** START SUPPLIED DATA **

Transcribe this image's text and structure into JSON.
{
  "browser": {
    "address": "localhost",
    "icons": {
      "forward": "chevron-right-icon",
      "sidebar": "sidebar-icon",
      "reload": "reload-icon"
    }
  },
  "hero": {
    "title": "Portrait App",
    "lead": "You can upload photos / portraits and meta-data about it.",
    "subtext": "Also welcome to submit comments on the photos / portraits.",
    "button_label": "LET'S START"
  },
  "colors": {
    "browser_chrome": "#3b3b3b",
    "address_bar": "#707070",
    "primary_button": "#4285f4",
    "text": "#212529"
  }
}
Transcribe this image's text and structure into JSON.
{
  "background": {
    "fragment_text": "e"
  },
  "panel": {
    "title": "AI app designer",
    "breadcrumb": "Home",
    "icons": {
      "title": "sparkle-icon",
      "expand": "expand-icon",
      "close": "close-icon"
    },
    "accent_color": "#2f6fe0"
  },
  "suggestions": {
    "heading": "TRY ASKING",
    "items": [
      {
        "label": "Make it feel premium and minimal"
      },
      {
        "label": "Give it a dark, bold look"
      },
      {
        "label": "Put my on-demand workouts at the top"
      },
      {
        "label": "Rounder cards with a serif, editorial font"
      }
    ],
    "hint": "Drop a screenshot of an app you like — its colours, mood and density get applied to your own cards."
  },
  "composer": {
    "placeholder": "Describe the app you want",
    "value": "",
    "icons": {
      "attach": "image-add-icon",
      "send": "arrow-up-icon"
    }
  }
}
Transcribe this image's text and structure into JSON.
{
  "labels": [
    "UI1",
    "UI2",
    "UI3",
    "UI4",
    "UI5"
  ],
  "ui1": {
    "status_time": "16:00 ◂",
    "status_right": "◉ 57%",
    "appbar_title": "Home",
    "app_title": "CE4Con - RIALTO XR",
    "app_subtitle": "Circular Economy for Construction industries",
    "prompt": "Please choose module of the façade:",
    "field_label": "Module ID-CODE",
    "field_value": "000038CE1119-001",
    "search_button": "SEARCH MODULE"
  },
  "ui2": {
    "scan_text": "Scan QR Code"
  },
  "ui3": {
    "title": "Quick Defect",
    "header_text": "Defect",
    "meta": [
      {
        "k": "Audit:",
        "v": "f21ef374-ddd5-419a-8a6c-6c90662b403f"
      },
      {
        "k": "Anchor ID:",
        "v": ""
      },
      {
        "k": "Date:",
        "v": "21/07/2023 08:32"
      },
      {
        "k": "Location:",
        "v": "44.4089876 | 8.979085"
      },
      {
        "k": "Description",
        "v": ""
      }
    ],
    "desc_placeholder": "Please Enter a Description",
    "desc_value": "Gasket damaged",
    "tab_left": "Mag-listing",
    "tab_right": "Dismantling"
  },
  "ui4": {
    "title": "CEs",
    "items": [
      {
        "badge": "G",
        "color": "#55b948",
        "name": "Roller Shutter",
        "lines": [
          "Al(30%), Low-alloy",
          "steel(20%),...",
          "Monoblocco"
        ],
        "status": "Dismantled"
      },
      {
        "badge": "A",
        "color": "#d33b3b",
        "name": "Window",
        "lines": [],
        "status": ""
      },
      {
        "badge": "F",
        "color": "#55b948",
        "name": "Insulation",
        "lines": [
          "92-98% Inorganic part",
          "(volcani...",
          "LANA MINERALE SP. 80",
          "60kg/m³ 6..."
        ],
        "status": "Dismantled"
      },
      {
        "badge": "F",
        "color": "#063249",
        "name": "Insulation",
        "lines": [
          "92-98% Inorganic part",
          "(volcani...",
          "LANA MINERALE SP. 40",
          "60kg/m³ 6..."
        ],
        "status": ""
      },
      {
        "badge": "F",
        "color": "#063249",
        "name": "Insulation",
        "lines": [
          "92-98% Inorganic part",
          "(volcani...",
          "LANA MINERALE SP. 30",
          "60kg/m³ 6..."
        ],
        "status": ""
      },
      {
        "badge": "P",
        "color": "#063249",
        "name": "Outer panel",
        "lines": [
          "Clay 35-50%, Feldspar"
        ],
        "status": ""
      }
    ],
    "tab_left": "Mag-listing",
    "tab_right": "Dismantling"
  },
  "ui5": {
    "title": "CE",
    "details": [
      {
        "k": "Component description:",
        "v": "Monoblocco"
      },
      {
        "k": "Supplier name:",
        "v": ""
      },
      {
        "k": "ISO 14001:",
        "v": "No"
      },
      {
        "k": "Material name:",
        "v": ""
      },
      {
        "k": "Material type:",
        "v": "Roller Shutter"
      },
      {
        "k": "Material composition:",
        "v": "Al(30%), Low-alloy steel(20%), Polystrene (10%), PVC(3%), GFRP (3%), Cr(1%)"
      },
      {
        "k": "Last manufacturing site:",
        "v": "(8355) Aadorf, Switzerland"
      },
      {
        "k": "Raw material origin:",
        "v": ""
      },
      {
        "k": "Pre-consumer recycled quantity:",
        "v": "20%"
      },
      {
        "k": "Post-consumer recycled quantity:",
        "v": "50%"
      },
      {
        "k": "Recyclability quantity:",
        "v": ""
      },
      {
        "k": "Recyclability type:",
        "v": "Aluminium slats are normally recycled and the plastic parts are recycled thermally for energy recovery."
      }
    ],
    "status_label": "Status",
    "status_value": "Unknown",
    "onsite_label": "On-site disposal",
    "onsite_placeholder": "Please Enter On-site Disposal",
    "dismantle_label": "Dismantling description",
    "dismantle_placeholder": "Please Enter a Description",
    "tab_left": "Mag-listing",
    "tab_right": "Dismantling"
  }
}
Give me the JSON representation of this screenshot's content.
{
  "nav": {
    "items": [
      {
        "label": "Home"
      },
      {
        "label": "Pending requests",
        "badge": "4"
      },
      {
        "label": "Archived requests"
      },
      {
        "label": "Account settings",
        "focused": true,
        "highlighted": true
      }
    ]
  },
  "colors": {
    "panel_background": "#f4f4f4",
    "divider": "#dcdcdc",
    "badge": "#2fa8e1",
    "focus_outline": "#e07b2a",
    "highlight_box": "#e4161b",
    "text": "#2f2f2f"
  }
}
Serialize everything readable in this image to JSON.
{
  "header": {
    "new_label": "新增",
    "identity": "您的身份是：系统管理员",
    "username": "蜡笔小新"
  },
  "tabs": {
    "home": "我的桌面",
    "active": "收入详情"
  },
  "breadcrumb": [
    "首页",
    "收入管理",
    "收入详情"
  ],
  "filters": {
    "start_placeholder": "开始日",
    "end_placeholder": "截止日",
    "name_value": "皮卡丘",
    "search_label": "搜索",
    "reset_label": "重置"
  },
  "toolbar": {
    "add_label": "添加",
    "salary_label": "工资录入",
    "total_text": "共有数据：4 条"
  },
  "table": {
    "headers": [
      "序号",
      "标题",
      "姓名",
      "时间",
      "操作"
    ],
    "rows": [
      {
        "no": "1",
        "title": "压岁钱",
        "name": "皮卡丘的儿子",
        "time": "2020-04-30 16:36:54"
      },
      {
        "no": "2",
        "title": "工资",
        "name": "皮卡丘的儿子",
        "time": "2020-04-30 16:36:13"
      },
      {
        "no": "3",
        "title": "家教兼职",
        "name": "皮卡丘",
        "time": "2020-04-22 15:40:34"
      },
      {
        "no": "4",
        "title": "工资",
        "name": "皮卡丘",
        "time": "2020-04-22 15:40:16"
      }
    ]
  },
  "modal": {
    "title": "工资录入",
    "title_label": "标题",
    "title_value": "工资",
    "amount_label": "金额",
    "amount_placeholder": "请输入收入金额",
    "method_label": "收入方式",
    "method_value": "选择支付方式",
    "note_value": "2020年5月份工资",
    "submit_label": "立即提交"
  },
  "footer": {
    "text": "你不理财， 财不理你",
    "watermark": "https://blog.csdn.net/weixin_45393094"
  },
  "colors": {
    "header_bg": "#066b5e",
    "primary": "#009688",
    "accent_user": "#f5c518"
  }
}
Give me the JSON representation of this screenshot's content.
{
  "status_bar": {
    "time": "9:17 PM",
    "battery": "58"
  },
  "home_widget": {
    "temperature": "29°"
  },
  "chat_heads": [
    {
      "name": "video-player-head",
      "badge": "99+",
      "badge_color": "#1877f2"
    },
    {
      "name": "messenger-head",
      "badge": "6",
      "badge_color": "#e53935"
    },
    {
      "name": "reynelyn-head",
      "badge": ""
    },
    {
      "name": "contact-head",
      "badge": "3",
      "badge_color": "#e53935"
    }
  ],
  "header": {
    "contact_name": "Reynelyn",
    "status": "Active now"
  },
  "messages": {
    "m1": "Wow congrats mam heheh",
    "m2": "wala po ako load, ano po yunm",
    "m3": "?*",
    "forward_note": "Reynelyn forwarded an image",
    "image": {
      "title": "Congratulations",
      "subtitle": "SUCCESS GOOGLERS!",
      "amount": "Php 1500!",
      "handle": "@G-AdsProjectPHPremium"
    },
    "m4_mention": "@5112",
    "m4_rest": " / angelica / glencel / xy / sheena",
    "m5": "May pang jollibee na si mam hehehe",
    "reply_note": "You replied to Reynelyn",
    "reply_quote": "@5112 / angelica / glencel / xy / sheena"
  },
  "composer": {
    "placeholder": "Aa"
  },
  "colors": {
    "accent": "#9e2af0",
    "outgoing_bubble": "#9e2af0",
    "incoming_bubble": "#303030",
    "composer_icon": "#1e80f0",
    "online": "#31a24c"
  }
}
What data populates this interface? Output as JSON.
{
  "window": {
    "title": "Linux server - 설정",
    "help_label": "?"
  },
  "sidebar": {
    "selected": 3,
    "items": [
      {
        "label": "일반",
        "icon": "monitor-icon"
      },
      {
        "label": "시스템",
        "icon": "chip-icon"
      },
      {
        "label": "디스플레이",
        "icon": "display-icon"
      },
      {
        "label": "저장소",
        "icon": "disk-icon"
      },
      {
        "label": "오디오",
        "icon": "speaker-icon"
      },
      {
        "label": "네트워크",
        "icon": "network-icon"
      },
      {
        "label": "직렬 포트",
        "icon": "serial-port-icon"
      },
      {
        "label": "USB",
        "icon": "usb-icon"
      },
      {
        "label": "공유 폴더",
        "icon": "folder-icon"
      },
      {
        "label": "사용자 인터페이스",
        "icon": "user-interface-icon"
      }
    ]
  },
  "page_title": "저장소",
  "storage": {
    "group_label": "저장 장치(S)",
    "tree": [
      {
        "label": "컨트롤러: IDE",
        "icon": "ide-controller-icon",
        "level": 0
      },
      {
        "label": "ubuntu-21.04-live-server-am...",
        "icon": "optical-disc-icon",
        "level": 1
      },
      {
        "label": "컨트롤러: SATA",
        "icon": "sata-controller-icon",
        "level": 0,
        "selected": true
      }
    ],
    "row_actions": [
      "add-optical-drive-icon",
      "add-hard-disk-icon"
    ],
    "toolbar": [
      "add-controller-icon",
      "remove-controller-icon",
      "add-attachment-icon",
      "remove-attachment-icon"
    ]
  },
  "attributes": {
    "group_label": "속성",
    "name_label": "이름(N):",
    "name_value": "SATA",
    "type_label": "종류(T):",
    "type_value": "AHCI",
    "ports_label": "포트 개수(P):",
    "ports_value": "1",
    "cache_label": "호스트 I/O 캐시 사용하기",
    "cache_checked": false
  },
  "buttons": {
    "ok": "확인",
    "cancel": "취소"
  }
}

** END SUPPLIED DATA **

## PROBLEM TO SOLVE
Pick out and copy the lines of the entries that hold the string "remove".

## REPLY
      "remove-controller-icon",
      "remove-attachment-icon"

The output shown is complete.